— Listed records —
%%

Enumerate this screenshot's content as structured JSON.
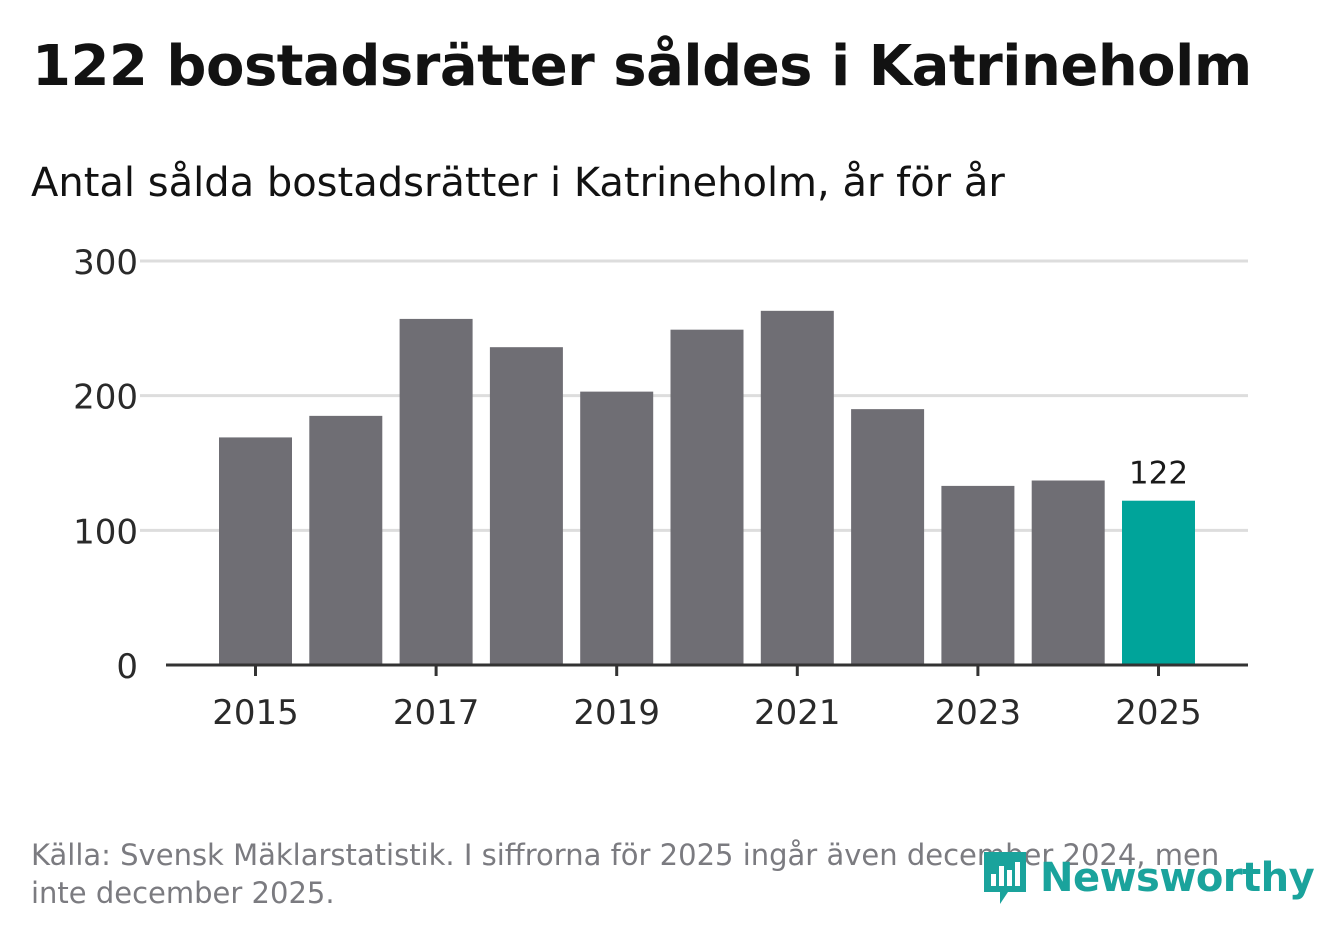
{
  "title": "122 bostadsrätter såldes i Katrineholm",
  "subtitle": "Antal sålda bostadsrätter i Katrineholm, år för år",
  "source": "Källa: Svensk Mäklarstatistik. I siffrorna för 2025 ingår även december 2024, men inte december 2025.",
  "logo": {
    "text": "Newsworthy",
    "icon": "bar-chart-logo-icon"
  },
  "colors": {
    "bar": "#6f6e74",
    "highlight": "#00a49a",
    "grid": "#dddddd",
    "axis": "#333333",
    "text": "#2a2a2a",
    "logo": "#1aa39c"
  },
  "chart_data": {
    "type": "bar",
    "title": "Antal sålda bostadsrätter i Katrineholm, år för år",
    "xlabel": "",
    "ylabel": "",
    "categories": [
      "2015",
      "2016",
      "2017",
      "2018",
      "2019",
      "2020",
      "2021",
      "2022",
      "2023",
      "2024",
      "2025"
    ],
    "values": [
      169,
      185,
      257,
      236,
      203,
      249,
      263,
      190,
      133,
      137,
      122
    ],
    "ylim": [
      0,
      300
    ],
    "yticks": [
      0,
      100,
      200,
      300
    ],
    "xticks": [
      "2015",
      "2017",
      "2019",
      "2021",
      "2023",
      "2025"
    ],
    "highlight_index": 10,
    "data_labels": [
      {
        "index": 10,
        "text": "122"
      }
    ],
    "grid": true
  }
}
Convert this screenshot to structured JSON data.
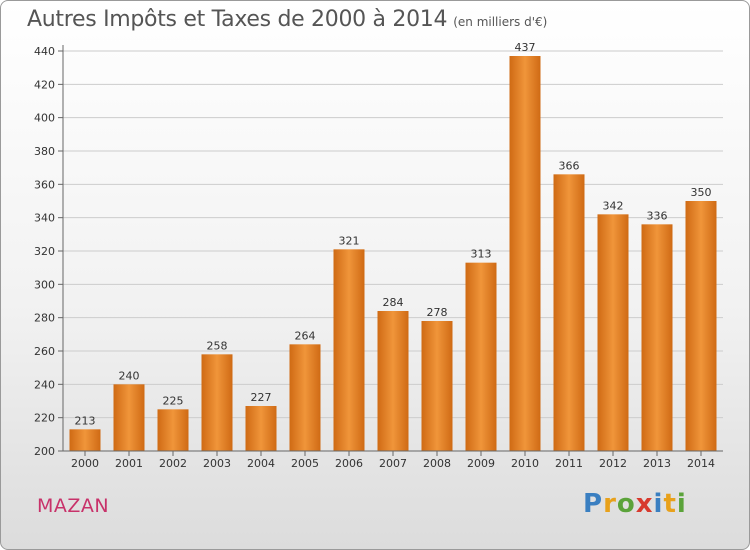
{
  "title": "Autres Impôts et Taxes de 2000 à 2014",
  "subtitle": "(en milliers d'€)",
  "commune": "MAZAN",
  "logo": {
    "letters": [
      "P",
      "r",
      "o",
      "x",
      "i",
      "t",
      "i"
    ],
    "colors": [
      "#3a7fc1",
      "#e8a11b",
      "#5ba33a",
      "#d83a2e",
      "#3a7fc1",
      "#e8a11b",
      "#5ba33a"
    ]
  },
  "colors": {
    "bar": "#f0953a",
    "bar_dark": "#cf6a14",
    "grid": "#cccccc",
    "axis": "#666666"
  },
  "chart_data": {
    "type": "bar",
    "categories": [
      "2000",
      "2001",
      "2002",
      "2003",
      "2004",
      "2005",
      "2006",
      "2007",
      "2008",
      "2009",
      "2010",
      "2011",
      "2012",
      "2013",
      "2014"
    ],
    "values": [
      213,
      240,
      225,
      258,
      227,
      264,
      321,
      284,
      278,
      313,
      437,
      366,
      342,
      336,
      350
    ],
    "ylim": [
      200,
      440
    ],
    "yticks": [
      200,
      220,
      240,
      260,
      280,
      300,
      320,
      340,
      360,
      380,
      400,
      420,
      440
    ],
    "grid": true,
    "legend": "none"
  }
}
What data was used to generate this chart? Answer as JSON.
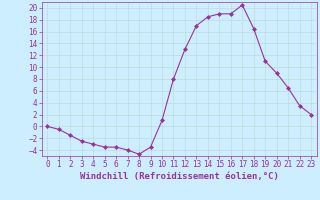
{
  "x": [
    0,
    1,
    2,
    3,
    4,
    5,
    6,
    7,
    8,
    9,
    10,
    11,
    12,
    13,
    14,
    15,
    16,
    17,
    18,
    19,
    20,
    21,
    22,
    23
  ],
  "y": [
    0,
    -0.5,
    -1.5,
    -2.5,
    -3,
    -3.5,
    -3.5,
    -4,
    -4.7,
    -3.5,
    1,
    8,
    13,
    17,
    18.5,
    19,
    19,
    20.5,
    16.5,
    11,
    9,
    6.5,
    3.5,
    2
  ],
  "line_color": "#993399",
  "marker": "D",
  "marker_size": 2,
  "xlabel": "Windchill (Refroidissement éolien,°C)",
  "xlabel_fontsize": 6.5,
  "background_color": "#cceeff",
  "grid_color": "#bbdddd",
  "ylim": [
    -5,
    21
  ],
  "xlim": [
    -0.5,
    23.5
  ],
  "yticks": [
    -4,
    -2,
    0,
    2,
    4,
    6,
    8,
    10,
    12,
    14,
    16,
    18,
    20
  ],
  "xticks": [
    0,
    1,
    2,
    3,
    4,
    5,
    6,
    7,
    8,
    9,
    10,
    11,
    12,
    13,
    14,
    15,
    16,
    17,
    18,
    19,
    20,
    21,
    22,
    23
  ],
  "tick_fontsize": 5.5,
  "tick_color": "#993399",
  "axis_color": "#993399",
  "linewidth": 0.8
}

%%

— Exercise —
Look through the listing and extract every line with "bostadsrätter" in it.

— Output of the exercise —
  "title": "122 bostadsrätter såldes i Katrineholm",
  "subtitle": "Antal sålda bostadsrätter i Katrineholm, år för år",
    "title": "Antal sålda bostadsrätter i Katrineholm, år för år",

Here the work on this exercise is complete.